Task statement ▸
Transcribe the listing below word for word.

Stored data entries
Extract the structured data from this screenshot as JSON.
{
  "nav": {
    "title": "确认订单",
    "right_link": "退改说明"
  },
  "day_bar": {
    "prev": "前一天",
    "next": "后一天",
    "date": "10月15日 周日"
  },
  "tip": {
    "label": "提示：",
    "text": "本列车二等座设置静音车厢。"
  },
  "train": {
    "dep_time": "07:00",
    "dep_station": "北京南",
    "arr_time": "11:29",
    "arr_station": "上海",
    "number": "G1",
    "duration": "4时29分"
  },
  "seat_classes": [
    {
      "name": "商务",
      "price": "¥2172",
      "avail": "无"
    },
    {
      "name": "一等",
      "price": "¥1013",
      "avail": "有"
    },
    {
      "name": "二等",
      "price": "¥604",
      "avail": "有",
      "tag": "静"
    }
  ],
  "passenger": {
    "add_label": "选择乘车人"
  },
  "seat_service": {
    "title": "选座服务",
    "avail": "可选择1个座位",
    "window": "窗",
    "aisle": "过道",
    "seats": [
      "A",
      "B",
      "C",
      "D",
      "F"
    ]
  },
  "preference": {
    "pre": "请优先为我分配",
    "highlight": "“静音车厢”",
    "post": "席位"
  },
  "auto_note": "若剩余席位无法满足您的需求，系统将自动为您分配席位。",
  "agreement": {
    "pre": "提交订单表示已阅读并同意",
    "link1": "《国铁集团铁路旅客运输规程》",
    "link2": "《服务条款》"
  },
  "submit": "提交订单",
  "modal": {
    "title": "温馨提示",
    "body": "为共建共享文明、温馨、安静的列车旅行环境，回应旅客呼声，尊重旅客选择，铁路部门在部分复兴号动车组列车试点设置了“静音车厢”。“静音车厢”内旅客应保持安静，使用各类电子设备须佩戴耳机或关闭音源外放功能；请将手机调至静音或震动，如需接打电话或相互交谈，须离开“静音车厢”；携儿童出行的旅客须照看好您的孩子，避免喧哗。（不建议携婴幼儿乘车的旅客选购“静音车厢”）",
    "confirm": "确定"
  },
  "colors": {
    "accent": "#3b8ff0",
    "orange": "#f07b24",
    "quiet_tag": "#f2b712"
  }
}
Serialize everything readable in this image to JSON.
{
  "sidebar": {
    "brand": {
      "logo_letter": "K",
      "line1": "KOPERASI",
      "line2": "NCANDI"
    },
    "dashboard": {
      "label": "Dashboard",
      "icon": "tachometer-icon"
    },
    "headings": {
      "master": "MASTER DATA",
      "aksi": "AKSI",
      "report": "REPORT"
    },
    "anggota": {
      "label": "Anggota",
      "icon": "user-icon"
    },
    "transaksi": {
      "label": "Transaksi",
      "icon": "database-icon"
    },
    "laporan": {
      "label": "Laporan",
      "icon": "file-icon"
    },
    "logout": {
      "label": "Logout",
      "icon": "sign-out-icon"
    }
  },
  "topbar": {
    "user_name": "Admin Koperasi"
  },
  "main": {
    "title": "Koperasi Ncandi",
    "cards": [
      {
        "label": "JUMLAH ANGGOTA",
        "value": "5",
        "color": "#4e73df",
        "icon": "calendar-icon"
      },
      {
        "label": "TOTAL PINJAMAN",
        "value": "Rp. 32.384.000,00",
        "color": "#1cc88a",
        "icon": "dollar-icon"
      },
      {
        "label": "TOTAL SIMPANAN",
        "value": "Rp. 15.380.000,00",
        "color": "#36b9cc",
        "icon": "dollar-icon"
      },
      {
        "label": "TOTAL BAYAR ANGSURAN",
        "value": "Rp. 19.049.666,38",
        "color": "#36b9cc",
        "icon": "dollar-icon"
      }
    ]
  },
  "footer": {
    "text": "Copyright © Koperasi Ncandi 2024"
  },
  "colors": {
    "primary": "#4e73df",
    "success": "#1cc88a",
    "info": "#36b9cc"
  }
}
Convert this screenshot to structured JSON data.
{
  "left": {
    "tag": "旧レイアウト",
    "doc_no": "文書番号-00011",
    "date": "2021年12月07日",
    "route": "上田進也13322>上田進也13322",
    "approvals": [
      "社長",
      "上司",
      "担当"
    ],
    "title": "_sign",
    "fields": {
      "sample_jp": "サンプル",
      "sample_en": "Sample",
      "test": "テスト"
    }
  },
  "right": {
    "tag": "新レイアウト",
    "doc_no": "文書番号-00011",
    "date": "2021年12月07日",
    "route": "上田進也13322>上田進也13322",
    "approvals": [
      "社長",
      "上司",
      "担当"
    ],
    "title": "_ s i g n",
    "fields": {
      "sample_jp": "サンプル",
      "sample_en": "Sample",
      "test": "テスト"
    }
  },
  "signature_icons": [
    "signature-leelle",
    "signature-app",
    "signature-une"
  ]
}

Solved problem ▸
Extract the structured data from this screenshot as JSON.
{
  "nav": {
    "title": "确认订单",
    "right_link": "退改说明"
  },
  "day_bar": {
    "prev": "前一天",
    "next": "后一天",
    "date": "10月15日 周日"
  },
  "tip": {
    "label": "提示：",
    "text": "本列车二等座设置静音车厢。"
  },
  "train": {
    "dep_time": "07:00",
    "dep_station": "北京南",
    "arr_time": "11:29",
    "arr_station": "上海",
    "number": "G1",
    "duration": "4时29分"
  },
  "seat_classes": [
    {
      "name": "商务",
      "price": "¥2172",
      "avail": "无"
    },
    {
      "name": "一等",
      "price": "¥1013",
      "avail": "有"
    },
    {
      "name": "二等",
      "price": "¥604",
      "avail": "有",
      "tag": "静"
    }
  ],
  "passenger": {
    "add_label": "选择乘车人"
  },
  "seat_service": {
    "title": "选座服务",
    "avail": "可选择1个座位",
    "window": "窗",
    "aisle": "过道",
    "seats": [
      "A",
      "B",
      "C",
      "D",
      "F"
    ]
  },
  "preference": {
    "pre": "请优先为我分配",
    "highlight": "“静音车厢”",
    "post": "席位"
  },
  "auto_note": "若剩余席位无法满足您的需求，系统将自动为您分配席位。",
  "agreement": {
    "pre": "提交订单表示已阅读并同意",
    "link1": "《国铁集团铁路旅客运输规程》",
    "link2": "《服务条款》"
  },
  "submit": "提交订单",
  "modal": {
    "title": "温馨提示",
    "body": "为共建共享文明、温馨、安静的列车旅行环境，回应旅客呼声，尊重旅客选择，铁路部门在部分复兴号动车组列车试点设置了“静音车厢”。“静音车厢”内旅客应保持安静，使用各类电子设备须佩戴耳机或关闭音源外放功能；请将手机调至静音或震动，如需接打电话或相互交谈，须离开“静音车厢”；携儿童出行的旅客须照看好您的孩子，避免喧哗。（不建议携婴幼儿乘车的旅客选购“静音车厢”）",
    "confirm": "确定"
  },
  "colors": {
    "accent": "#3b8ff0",
    "orange": "#f07b24",
    "quiet_tag": "#f2b712"
  }
}
Serialize everything readable in this image to JSON.
{
  "sidebar": {
    "brand": {
      "logo_letter": "K",
      "line1": "KOPERASI",
      "line2": "NCANDI"
    },
    "dashboard": {
      "label": "Dashboard",
      "icon": "tachometer-icon"
    },
    "headings": {
      "master": "MASTER DATA",
      "aksi": "AKSI",
      "report": "REPORT"
    },
    "anggota": {
      "label": "Anggota",
      "icon": "user-icon"
    },
    "transaksi": {
      "label": "Transaksi",
      "icon": "database-icon"
    },
    "laporan": {
      "label": "Laporan",
      "icon": "file-icon"
    },
    "logout": {
      "label": "Logout",
      "icon": "sign-out-icon"
    }
  },
  "topbar": {
    "user_name": "Admin Koperasi"
  },
  "main": {
    "title": "Koperasi Ncandi",
    "cards": [
      {
        "label": "JUMLAH ANGGOTA",
        "value": "5",
        "color": "#4e73df",
        "icon": "calendar-icon"
      },
      {
        "label": "TOTAL PINJAMAN",
        "value": "Rp. 32.384.000,00",
        "color": "#1cc88a",
        "icon": "dollar-icon"
      },
      {
        "label": "TOTAL SIMPANAN",
        "value": "Rp. 15.380.000,00",
        "color": "#36b9cc",
        "icon": "dollar-icon"
      },
      {
        "label": "TOTAL BAYAR ANGSURAN",
        "value": "Rp. 19.049.666,38",
        "color": "#36b9cc",
        "icon": "dollar-icon"
      }
    ]
  },
  "footer": {
    "text": "Copyright © Koperasi Ncandi 2024"
  },
  "colors": {
    "primary": "#4e73df",
    "success": "#1cc88a",
    "info": "#36b9cc"
  }
}
Convert this screenshot to structured JSON data.
{
  "left": {
    "tag": "旧レイアウト",
    "doc_no": "文書番号-00011",
    "date": "2021年12月07日",
    "route": "上田進也13322>上田進也13322",
    "approvals": [
      "社長",
      "上司",
      "担当"
    ],
    "title": "_sign",
    "fields": {
      "sample_jp": "サンプル",
      "sample_en": "Sample",
      "test": "テスト"
    }
  },
  "right": {
    "tag": "新レイアウト",
    "doc_no": "文書番号-00011",
    "date": "2021年12月07日",
    "route": "上田進也13322>上田進也13322",
    "approvals": [
      "社長",
      "上司",
      "担当"
    ],
    "title": "_ s i g n",
    "fields": {
      "sample_jp": "サンプル",
      "sample_en": "Sample",
      "test": "テスト"
    }
  },
  "signature_icons": [
    "signature-leelle",
    "signature-app",
    "signature-une"
  ]
}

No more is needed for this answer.